Required action 1
According to the excerpt about the CHOP Health and Literacy Center, how many books did the Helpful Heroes book drive at Friends Select collect?
Required action 2
Resume the excerpt about the CHOP Health and Literacy Center, starting after its final sentence.

He commended the two South Philadelphia City Councilmen and the Philadelphia Industrial Development Corporation (PIDC) and concluded saying this Health and Literacy Center would “get these kids the care and services they need to help drive down poverty and create educated, healthy taxpayers.”
By most accounts, the Perryman Construction-led CHOP project has gone according to hopes and plans.
“My observation and feeling is that it’s gone extremely well, and they’ve had a fabulous team out there, and they’re really nice,” Rebecca Zameska, a resident of the 1400 block of Castle Avenue and one of the morning’s speakers, said. “They’ve been extremely considerate and, on the whole, I’m really proud to call them my neighbors.”
Zameska, mother to six-year-old Lillyanna and four-year-old Georgie (the IV) and husband to George, happened to jumpstart a non-profit called Helpful Heroes as CHOP was breaking ground. It’s a “way to teach my children as well as involve other children in learning about charitable giving,” she said, and decided to run a book drive at her daughter’s school, Friends Select, where they collected 1,200 books to benefit the children of South Philly.
CHOP runs a Reach Out and Read program where it sends newborns to five-year-olds home with a new or lightly used book after an office visit. Helpful Heroes’ book drive at Friends Select will benefit Reach Out and Read, but she’s also spearheading a book drive from May 23-June 11 that will more directly benefit the library.
“We’re really looking forward to it coming back, it looks amazing,” Zamesha said. Her daughter used the old South Philly branch extensively before it was razed – “we knew the entire staff,” she said.
East Passyunk Crossing Civic Association co-chair Joseph F. Marino served on a neighborhood advisory council that met quarterly for the first two years, then monthly for the last two. It addressed concerns such as short-dumping, what to do in an emergency, vibration from construction and things like that. But one of his main goals was protecting the Wharton Esherick wood sculpture that flanked speakers at the CHOP podium Monday.

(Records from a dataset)
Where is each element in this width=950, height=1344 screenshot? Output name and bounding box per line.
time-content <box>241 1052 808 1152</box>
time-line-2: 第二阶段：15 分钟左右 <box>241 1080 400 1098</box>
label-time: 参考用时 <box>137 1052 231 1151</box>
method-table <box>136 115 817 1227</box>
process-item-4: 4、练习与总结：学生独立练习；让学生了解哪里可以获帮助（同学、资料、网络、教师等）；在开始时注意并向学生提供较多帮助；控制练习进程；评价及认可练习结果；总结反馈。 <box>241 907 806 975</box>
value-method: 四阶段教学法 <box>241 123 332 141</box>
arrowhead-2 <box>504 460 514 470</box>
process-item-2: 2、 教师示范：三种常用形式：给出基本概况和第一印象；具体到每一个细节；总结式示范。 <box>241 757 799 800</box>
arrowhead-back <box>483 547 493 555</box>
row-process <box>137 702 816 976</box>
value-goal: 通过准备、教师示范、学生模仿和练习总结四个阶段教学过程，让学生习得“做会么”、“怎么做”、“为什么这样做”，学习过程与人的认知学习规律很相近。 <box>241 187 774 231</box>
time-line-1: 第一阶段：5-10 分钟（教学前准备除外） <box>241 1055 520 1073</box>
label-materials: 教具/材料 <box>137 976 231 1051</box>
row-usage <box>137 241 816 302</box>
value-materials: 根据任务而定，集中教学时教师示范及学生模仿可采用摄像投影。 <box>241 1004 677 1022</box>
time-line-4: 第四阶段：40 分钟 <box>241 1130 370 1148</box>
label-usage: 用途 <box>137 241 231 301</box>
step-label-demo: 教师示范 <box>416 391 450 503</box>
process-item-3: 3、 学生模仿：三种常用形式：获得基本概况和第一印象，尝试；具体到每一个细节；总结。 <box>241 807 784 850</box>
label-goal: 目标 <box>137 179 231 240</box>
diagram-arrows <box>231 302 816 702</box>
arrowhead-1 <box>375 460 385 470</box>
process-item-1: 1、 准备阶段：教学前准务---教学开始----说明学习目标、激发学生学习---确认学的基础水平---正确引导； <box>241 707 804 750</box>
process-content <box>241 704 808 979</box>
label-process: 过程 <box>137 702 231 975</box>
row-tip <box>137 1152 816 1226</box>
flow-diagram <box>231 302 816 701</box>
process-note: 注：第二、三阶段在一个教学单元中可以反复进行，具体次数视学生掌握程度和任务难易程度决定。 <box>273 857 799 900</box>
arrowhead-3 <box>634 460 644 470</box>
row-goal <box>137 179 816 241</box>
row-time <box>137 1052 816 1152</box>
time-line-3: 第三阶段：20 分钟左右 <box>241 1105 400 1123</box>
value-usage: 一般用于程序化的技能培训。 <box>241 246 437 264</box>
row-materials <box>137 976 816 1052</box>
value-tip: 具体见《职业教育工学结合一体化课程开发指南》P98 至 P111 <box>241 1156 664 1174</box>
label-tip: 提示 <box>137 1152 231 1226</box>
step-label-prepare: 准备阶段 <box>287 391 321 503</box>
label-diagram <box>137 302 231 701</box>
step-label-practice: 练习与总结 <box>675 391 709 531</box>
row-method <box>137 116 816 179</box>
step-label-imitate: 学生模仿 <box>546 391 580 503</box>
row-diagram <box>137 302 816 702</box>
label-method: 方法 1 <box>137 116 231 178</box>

Exercise output 1
It collected 1,200 books.

Exercise output 2
“That was in the children’s section of the Free Library my entire childhood,” he said. When they wanted to move it to the Central Library branch, the resident of the 1900 block of South Jessup Street said “over my dead body!”
Second District Councilman Kenyatta Johnson, in his remarks, said he was “honored, privileged, and inspired” to be a part of this project and shared memories of his getting physicals and paperwork signed for sports, as well as taking his grandmother there before she passed. As a young Point Breeze native, he said Broad Street felt like Center City and his weekly trips to the library fed his growing mind.
“This community has helped me become the man I am today,” he said.
The president and director of the Free Library of Philadelphia, Siobhan Reardon, shared comments that point to the excitement of having the first of five innovative library overhauls in the city right here in South Philly.
“In about a month, we’ll welcome people in the library. This is a transformational space, and it’s key that it’s in South Philly where a lot is happening,” she said.
She acknowledged the Sendak mural on loan from the Rosenbach Museum and shared excitement that disease prevention and education would come with “prescriptions of books and health-based programming.”
Contact Staff Writer Bill Chenevert at email@example.com or ext. 117.
Representatives from the neighborhood advisory council watched on as Lillyanna and Georgie Zameska cut the ribbon in the first floor Free Library space, which will open to the public in June.